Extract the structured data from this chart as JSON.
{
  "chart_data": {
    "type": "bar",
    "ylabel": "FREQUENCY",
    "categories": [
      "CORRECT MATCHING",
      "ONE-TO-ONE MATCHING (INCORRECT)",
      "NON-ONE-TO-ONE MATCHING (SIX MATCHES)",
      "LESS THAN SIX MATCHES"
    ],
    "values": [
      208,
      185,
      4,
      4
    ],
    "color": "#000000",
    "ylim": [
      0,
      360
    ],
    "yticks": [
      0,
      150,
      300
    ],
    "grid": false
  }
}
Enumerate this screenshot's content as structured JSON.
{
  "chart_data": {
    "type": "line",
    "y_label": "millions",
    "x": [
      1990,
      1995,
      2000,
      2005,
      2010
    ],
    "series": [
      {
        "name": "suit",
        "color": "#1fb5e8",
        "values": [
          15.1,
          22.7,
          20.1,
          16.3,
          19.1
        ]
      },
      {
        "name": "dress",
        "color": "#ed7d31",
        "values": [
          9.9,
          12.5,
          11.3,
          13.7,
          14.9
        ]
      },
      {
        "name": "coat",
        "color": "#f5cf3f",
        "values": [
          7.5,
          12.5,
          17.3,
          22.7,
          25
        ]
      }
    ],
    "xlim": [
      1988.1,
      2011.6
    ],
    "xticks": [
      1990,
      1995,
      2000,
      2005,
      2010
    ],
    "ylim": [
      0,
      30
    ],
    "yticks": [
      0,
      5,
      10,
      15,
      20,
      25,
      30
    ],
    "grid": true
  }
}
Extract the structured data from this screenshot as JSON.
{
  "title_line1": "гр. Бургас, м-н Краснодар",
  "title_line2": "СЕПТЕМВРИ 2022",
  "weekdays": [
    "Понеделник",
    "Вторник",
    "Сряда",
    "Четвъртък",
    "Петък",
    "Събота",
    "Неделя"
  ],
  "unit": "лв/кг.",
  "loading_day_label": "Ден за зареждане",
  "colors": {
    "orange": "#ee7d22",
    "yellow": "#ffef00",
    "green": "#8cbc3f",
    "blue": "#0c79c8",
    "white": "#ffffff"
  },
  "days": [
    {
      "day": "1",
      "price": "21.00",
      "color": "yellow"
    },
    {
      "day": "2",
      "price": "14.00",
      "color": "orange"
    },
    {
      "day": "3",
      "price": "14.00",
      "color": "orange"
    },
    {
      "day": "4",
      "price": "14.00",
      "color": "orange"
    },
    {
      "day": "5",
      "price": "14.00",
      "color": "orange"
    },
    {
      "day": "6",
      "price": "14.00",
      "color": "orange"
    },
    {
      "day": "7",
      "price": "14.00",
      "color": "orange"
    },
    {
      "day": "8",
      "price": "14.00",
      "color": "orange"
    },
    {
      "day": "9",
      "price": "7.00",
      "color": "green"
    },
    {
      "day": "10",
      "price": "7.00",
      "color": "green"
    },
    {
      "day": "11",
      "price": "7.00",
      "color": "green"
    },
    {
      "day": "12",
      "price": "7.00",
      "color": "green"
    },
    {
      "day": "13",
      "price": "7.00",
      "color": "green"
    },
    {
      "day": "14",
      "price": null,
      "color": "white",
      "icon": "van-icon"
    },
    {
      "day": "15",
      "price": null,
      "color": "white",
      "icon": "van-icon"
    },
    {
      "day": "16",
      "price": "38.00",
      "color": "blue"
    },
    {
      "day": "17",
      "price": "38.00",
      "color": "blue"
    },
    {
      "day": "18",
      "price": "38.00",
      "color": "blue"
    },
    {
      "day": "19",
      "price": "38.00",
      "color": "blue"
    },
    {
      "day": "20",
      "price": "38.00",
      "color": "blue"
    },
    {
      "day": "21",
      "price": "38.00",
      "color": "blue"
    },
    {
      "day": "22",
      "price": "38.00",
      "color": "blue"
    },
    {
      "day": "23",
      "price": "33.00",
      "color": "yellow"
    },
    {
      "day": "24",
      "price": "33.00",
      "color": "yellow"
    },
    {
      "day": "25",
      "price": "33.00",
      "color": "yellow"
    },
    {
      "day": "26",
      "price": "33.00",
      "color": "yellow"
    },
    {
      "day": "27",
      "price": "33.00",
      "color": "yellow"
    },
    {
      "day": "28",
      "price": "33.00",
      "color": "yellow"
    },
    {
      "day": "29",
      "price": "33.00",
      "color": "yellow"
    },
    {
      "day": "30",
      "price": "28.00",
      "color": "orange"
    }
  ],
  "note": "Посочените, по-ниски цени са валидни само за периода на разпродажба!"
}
★ ★ ★ ★ ★
• What is required: Gather up every line in the data above that contains the word "MATCHES", copying each one.

• Answer to this exercise:
      "NON-ONE-TO-ONE MATCHING (SIX MATCHES)",
      "LESS THAN SIX MATCHES"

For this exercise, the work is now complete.